GIVEN TASK = Return the records in full, exactly as given.

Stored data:
%%

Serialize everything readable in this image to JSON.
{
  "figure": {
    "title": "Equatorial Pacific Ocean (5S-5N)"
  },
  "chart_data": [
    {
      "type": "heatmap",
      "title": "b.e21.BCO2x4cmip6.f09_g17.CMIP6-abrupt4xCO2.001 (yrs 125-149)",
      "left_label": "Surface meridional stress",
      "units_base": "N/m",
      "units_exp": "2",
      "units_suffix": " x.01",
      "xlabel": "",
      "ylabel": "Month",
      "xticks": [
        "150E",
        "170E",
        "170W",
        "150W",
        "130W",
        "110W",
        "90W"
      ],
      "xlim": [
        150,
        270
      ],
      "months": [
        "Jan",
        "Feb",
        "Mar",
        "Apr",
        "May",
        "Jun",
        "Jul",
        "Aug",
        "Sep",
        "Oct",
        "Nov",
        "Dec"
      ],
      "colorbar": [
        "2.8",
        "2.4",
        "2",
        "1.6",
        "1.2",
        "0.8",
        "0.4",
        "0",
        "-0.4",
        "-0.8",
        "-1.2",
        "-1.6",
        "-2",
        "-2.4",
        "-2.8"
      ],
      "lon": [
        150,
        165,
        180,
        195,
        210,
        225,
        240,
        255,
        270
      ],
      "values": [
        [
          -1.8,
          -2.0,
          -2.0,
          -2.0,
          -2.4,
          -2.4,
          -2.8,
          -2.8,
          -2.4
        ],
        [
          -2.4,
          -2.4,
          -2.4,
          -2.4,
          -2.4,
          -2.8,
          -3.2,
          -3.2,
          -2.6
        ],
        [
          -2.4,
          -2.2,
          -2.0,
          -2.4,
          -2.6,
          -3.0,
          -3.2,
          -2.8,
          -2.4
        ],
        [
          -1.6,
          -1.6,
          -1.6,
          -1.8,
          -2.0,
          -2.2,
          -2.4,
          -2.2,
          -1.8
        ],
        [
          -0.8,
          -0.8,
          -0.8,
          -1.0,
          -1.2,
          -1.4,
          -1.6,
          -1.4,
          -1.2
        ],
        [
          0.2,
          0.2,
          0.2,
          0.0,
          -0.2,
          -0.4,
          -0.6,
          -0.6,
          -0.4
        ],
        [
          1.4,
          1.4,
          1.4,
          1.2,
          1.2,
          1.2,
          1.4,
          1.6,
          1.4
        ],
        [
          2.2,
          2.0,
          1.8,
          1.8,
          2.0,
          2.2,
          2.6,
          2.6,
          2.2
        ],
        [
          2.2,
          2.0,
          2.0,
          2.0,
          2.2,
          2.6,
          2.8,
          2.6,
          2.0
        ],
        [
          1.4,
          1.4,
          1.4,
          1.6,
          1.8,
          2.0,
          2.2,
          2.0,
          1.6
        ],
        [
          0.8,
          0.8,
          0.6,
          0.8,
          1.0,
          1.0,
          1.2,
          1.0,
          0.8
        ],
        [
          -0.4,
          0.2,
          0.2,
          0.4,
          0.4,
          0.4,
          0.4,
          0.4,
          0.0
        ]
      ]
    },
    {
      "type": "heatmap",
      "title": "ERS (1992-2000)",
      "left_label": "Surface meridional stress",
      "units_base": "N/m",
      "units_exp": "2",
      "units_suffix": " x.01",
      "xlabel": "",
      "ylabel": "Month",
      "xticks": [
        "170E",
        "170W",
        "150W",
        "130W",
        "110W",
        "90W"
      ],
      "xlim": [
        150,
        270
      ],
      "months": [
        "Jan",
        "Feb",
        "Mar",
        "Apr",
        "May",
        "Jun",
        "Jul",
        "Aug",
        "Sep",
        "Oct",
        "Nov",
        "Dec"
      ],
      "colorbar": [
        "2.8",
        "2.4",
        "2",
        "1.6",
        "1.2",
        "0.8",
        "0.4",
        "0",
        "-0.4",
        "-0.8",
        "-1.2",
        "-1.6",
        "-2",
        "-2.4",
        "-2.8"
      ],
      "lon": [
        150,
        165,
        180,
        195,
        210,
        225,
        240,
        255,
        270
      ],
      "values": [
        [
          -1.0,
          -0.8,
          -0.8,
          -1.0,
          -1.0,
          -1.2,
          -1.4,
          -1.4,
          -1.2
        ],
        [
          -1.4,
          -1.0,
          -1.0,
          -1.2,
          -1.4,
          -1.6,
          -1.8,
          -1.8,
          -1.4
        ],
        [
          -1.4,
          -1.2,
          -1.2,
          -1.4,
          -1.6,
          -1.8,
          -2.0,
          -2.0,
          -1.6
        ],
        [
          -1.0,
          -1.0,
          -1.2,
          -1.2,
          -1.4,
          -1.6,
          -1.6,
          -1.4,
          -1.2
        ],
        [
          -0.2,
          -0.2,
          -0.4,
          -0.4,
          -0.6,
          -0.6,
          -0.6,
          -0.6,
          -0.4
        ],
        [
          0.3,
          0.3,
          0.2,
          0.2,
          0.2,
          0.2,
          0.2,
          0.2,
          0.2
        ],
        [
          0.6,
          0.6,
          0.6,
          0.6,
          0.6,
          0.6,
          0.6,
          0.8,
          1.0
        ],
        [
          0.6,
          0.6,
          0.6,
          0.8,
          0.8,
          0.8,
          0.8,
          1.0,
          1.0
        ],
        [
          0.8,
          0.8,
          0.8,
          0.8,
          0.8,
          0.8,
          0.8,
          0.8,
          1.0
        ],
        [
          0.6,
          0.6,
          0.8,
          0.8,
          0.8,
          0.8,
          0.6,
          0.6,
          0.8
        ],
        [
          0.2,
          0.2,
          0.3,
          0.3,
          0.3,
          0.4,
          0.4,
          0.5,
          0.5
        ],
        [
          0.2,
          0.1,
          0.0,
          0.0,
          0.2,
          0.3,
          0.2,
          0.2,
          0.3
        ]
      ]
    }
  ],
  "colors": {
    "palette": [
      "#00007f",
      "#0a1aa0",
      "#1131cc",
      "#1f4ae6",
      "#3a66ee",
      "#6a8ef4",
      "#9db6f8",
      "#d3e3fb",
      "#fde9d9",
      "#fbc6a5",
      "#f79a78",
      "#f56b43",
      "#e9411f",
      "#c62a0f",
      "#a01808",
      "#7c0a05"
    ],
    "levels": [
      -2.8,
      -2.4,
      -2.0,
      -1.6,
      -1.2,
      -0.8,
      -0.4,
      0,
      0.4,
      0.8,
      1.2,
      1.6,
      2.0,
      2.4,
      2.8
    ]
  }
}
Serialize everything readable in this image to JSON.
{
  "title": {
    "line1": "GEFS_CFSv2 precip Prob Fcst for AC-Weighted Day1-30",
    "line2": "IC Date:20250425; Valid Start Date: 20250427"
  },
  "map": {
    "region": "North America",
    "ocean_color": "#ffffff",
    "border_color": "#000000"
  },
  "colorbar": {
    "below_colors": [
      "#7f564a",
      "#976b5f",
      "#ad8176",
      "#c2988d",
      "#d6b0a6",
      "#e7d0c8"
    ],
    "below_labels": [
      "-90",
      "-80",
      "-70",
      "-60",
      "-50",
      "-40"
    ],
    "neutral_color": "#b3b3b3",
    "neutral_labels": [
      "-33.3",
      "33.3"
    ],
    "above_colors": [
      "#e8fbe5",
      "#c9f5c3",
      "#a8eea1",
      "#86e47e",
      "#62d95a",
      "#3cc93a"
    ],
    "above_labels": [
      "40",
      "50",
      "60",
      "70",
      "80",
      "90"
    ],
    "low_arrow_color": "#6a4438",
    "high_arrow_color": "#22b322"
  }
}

%%

RESPONSE TO THIS TASK =
Serialize everything readable in this image to JSON.
{
  "figure": {
    "title": "Equatorial Pacific Ocean (5S-5N)"
  },
  "chart_data": [
    {
      "type": "heatmap",
      "title": "b.e21.BCO2x4cmip6.f09_g17.CMIP6-abrupt4xCO2.001 (yrs 125-149)",
      "left_label": "Surface meridional stress",
      "units_base": "N/m",
      "units_exp": "2",
      "units_suffix": " x.01",
      "xlabel": "",
      "ylabel": "Month",
      "xticks": [
        "150E",
        "170E",
        "170W",
        "150W",
        "130W",
        "110W",
        "90W"
      ],
      "xlim": [
        150,
        270
      ],
      "months": [
        "Jan",
        "Feb",
        "Mar",
        "Apr",
        "May",
        "Jun",
        "Jul",
        "Aug",
        "Sep",
        "Oct",
        "Nov",
        "Dec"
      ],
      "colorbar": [
        "2.8",
        "2.4",
        "2",
        "1.6",
        "1.2",
        "0.8",
        "0.4",
        "0",
        "-0.4",
        "-0.8",
        "-1.2",
        "-1.6",
        "-2",
        "-2.4",
        "-2.8"
      ],
      "lon": [
        150,
        165,
        180,
        195,
        210,
        225,
        240,
        255,
        270
      ],
      "values": [
        [
          -1.8,
          -2.0,
          -2.0,
          -2.0,
          -2.4,
          -2.4,
          -2.8,
          -2.8,
          -2.4
        ],
        [
          -2.4,
          -2.4,
          -2.4,
          -2.4,
          -2.4,
          -2.8,
          -3.2,
          -3.2,
          -2.6
        ],
        [
          -2.4,
          -2.2,
          -2.0,
          -2.4,
          -2.6,
          -3.0,
          -3.2,
          -2.8,
          -2.4
        ],
        [
          -1.6,
          -1.6,
          -1.6,
          -1.8,
          -2.0,
          -2.2,
          -2.4,
          -2.2,
          -1.8
        ],
        [
          -0.8,
          -0.8,
          -0.8,
          -1.0,
          -1.2,
          -1.4,
          -1.6,
          -1.4,
          -1.2
        ],
        [
          0.2,
          0.2,
          0.2,
          0.0,
          -0.2,
          -0.4,
          -0.6,
          -0.6,
          -0.4
        ],
        [
          1.4,
          1.4,
          1.4,
          1.2,
          1.2,
          1.2,
          1.4,
          1.6,
          1.4
        ],
        [
          2.2,
          2.0,
          1.8,
          1.8,
          2.0,
          2.2,
          2.6,
          2.6,
          2.2
        ],
        [
          2.2,
          2.0,
          2.0,
          2.0,
          2.2,
          2.6,
          2.8,
          2.6,
          2.0
        ],
        [
          1.4,
          1.4,
          1.4,
          1.6,
          1.8,
          2.0,
          2.2,
          2.0,
          1.6
        ],
        [
          0.8,
          0.8,
          0.6,
          0.8,
          1.0,
          1.0,
          1.2,
          1.0,
          0.8
        ],
        [
          -0.4,
          0.2,
          0.2,
          0.4,
          0.4,
          0.4,
          0.4,
          0.4,
          0.0
        ]
      ]
    },
    {
      "type": "heatmap",
      "title": "ERS (1992-2000)",
      "left_label": "Surface meridional stress",
      "units_base": "N/m",
      "units_exp": "2",
      "units_suffix": " x.01",
      "xlabel": "",
      "ylabel": "Month",
      "xticks": [
        "170E",
        "170W",
        "150W",
        "130W",
        "110W",
        "90W"
      ],
      "xlim": [
        150,
        270
      ],
      "months": [
        "Jan",
        "Feb",
        "Mar",
        "Apr",
        "May",
        "Jun",
        "Jul",
        "Aug",
        "Sep",
        "Oct",
        "Nov",
        "Dec"
      ],
      "colorbar": [
        "2.8",
        "2.4",
        "2",
        "1.6",
        "1.2",
        "0.8",
        "0.4",
        "0",
        "-0.4",
        "-0.8",
        "-1.2",
        "-1.6",
        "-2",
        "-2.4",
        "-2.8"
      ],
      "lon": [
        150,
        165,
        180,
        195,
        210,
        225,
        240,
        255,
        270
      ],
      "values": [
        [
          -1.0,
          -0.8,
          -0.8,
          -1.0,
          -1.0,
          -1.2,
          -1.4,
          -1.4,
          -1.2
        ],
        [
          -1.4,
          -1.0,
          -1.0,
          -1.2,
          -1.4,
          -1.6,
          -1.8,
          -1.8,
          -1.4
        ],
        [
          -1.4,
          -1.2,
          -1.2,
          -1.4,
          -1.6,
          -1.8,
          -2.0,
          -2.0,
          -1.6
        ],
        [
          -1.0,
          -1.0,
          -1.2,
          -1.2,
          -1.4,
          -1.6,
          -1.6,
          -1.4,
          -1.2
        ],
        [
          -0.2,
          -0.2,
          -0.4,
          -0.4,
          -0.6,
          -0.6,
          -0.6,
          -0.6,
          -0.4
        ],
        [
          0.3,
          0.3,
          0.2,
          0.2,
          0.2,
          0.2,
          0.2,
          0.2,
          0.2
        ],
        [
          0.6,
          0.6,
          0.6,
          0.6,
          0.6,
          0.6,
          0.6,
          0.8,
          1.0
        ],
        [
          0.6,
          0.6,
          0.6,
          0.8,
          0.8,
          0.8,
          0.8,
          1.0,
          1.0
        ],
        [
          0.8,
          0.8,
          0.8,
          0.8,
          0.8,
          0.8,
          0.8,
          0.8,
          1.0
        ],
        [
          0.6,
          0.6,
          0.8,
          0.8,
          0.8,
          0.8,
          0.6,
          0.6,
          0.8
        ],
        [
          0.2,
          0.2,
          0.3,
          0.3,
          0.3,
          0.4,
          0.4,
          0.5,
          0.5
        ],
        [
          0.2,
          0.1,
          0.0,
          0.0,
          0.2,
          0.3,
          0.2,
          0.2,
          0.3
        ]
      ]
    }
  ],
  "colors": {
    "palette": [
      "#00007f",
      "#0a1aa0",
      "#1131cc",
      "#1f4ae6",
      "#3a66ee",
      "#6a8ef4",
      "#9db6f8",
      "#d3e3fb",
      "#fde9d9",
      "#fbc6a5",
      "#f79a78",
      "#f56b43",
      "#e9411f",
      "#c62a0f",
      "#a01808",
      "#7c0a05"
    ],
    "levels": [
      -2.8,
      -2.4,
      -2.0,
      -1.6,
      -1.2,
      -0.8,
      -0.4,
      0,
      0.4,
      0.8,
      1.2,
      1.6,
      2.0,
      2.4,
      2.8
    ]
  }
}
Serialize everything readable in this image to JSON.
{
  "title": {
    "line1": "GEFS_CFSv2 precip Prob Fcst for AC-Weighted Day1-30",
    "line2": "IC Date:20250425; Valid Start Date: 20250427"
  },
  "map": {
    "region": "North America",
    "ocean_color": "#ffffff",
    "border_color": "#000000"
  },
  "colorbar": {
    "below_colors": [
      "#7f564a",
      "#976b5f",
      "#ad8176",
      "#c2988d",
      "#d6b0a6",
      "#e7d0c8"
    ],
    "below_labels": [
      "-90",
      "-80",
      "-70",
      "-60",
      "-50",
      "-40"
    ],
    "neutral_color": "#b3b3b3",
    "neutral_labels": [
      "-33.3",
      "33.3"
    ],
    "above_colors": [
      "#e8fbe5",
      "#c9f5c3",
      "#a8eea1",
      "#86e47e",
      "#62d95a",
      "#3cc93a"
    ],
    "above_labels": [
      "40",
      "50",
      "60",
      "70",
      "80",
      "90"
    ],
    "low_arrow_color": "#6a4438",
    "high_arrow_color": "#22b322"
  }
}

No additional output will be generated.